__Given entries__:
— begin —
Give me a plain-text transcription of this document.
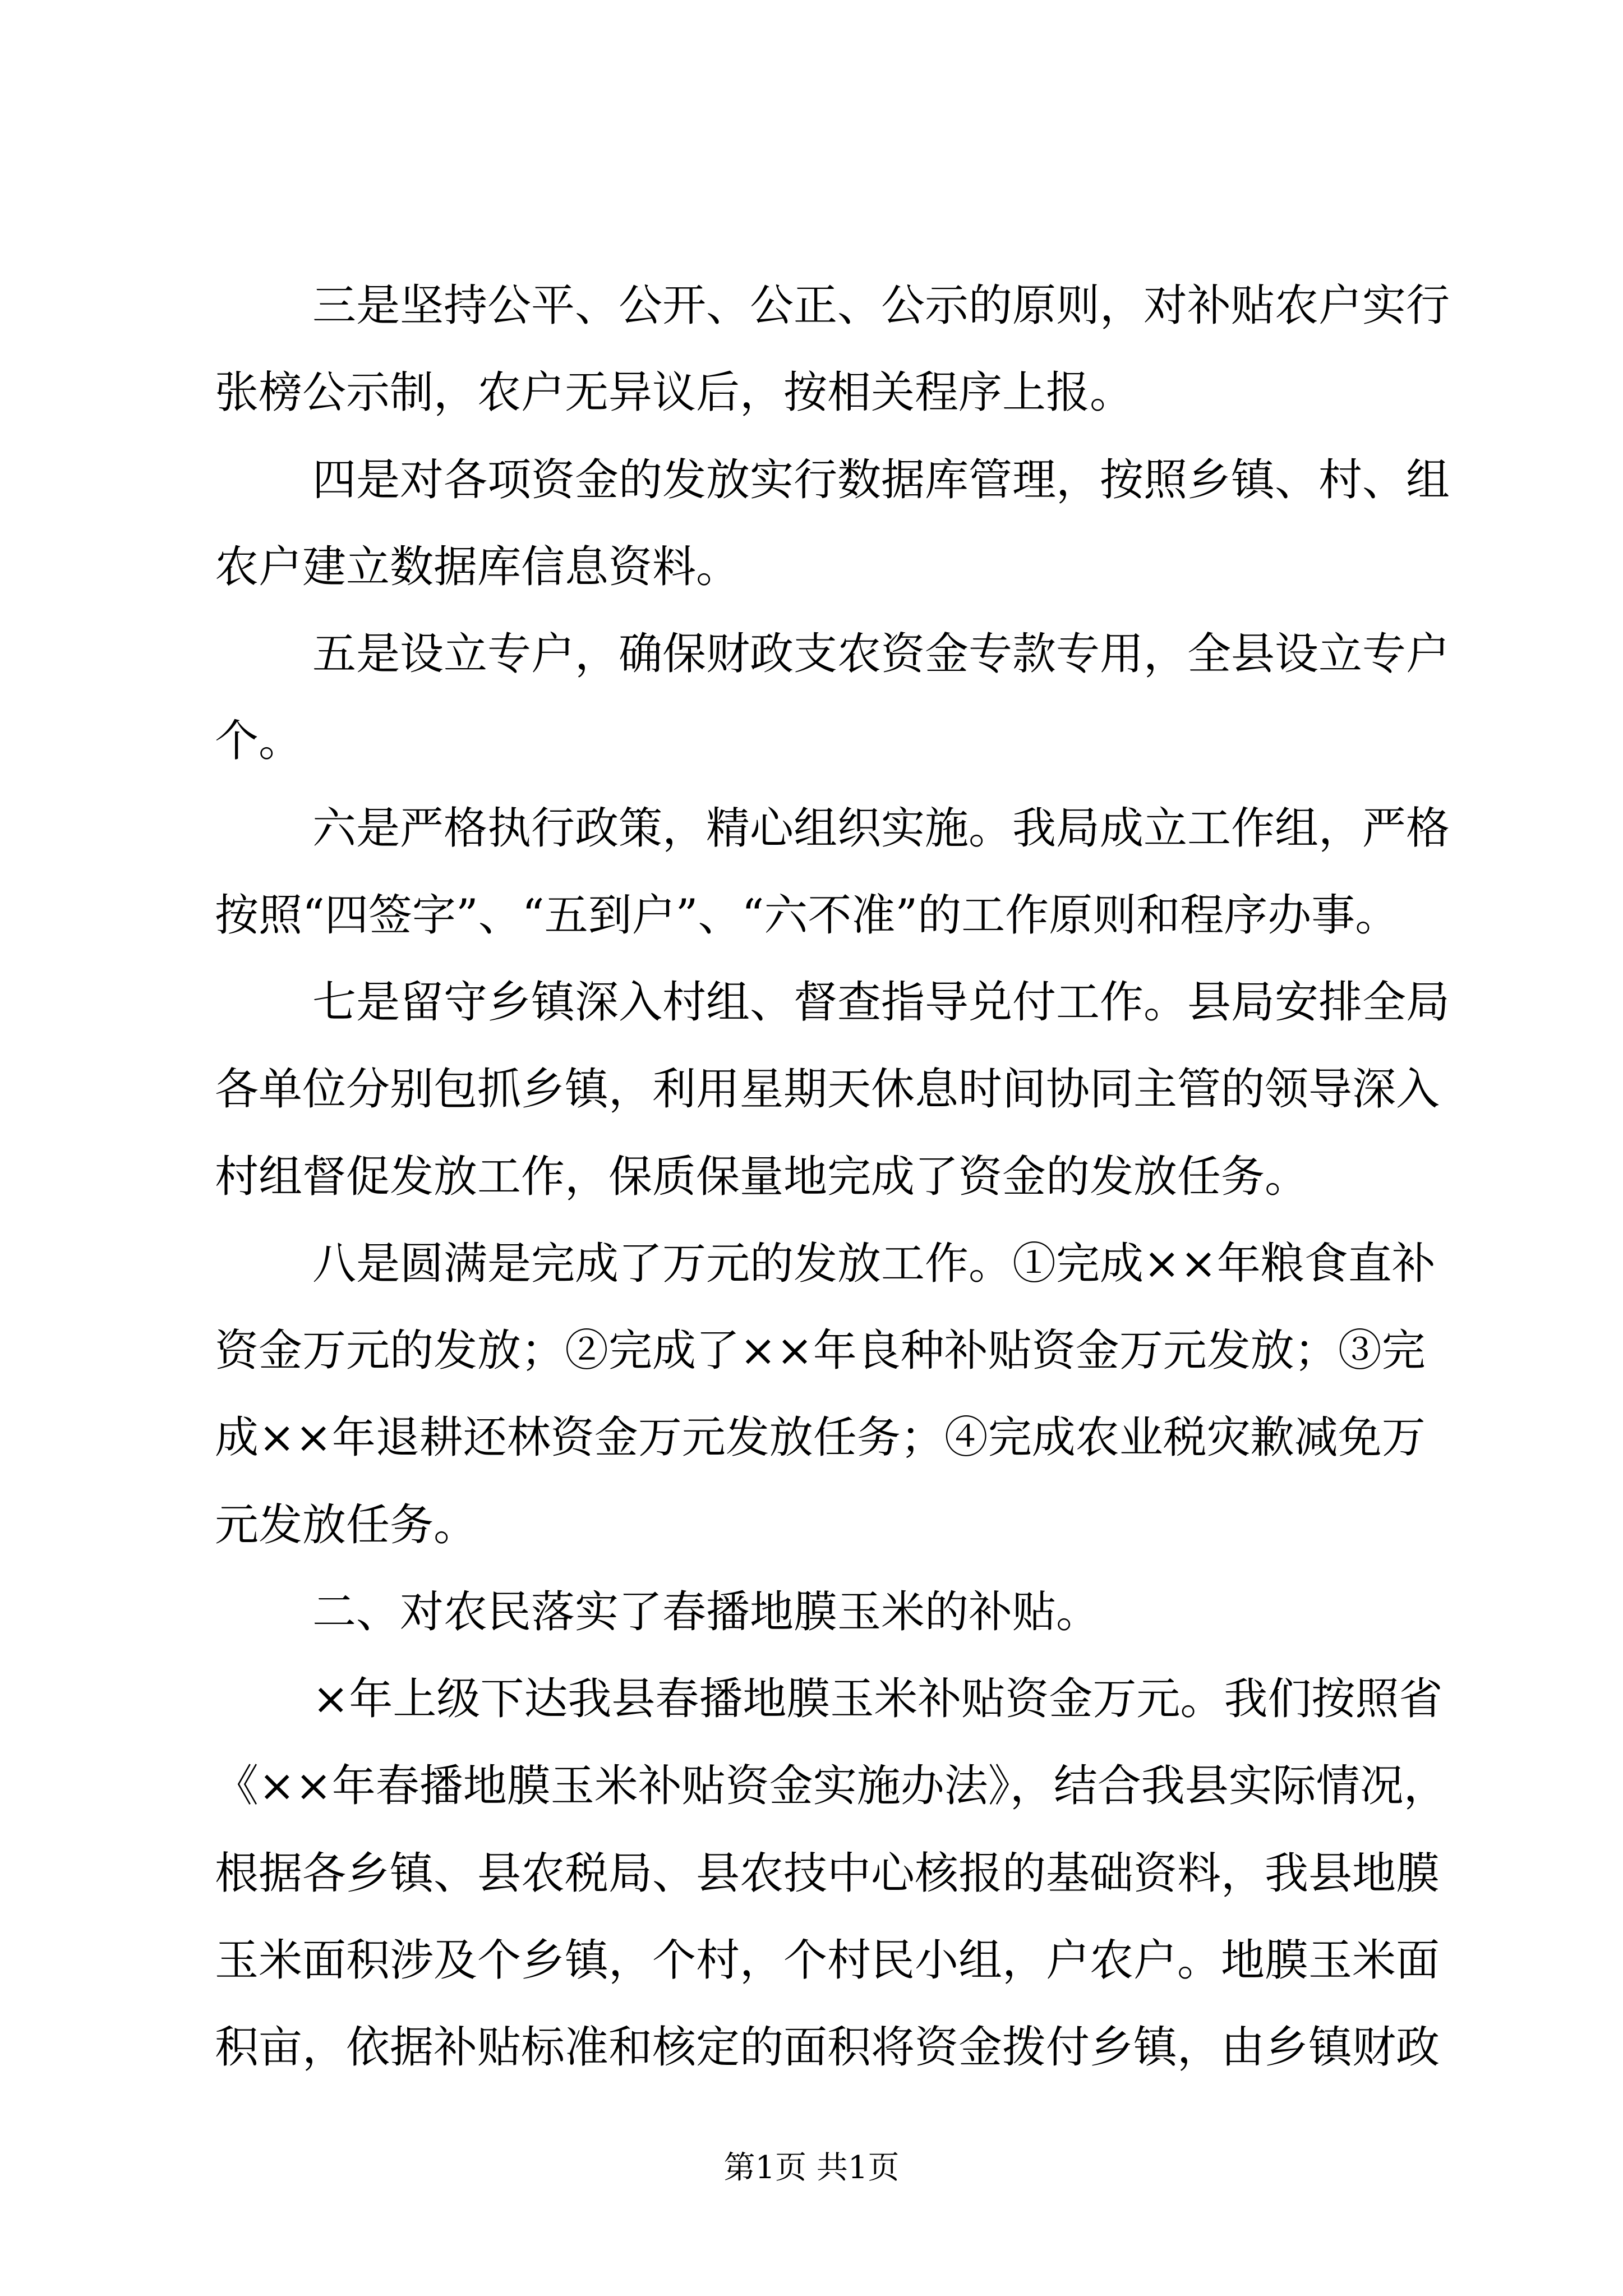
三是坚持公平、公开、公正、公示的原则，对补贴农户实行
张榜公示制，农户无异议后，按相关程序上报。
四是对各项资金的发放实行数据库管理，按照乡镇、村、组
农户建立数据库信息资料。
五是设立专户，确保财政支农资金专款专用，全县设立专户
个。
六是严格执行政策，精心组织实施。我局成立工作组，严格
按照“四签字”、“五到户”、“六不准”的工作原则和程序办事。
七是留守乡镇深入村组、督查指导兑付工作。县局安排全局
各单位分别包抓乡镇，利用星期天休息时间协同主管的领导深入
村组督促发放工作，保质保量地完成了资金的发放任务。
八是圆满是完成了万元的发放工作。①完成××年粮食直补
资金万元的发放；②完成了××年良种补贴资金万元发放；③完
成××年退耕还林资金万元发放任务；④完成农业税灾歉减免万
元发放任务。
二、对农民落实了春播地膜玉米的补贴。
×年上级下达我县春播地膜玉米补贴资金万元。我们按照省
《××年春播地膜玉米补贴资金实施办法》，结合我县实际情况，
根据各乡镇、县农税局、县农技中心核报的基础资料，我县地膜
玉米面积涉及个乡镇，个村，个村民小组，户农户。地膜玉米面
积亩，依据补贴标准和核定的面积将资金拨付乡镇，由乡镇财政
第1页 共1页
— end —
__Exercise__: Every line above should be repeated exactly; pictures stay out of the copy.

__Solution for this exercise__:
Give me a plain-text transcription of this document.
三是坚持公平、公开、公正、公示的原则，对补贴农户实行
张榜公示制，农户无异议后，按相关程序上报。
四是对各项资金的发放实行数据库管理，按照乡镇、村、组
农户建立数据库信息资料。
五是设立专户，确保财政支农资金专款专用，全县设立专户
个。
六是严格执行政策，精心组织实施。我局成立工作组，严格
按照“四签字”、“五到户”、“六不准”的工作原则和程序办事。
七是留守乡镇深入村组、督查指导兑付工作。县局安排全局
各单位分别包抓乡镇，利用星期天休息时间协同主管的领导深入
村组督促发放工作，保质保量地完成了资金的发放任务。
八是圆满是完成了万元的发放工作。①完成××年粮食直补
资金万元的发放；②完成了××年良种补贴资金万元发放；③完
成××年退耕还林资金万元发放任务；④完成农业税灾歉减免万
元发放任务。
二、对农民落实了春播地膜玉米的补贴。
×年上级下达我县春播地膜玉米补贴资金万元。我们按照省
《××年春播地膜玉米补贴资金实施办法》，结合我县实际情况，
根据各乡镇、县农税局、县农技中心核报的基础资料，我县地膜
玉米面积涉及个乡镇，个村，个村民小组，户农户。地膜玉米面
积亩，依据补贴标准和核定的面积将资金拨付乡镇，由乡镇财政
第1页 共1页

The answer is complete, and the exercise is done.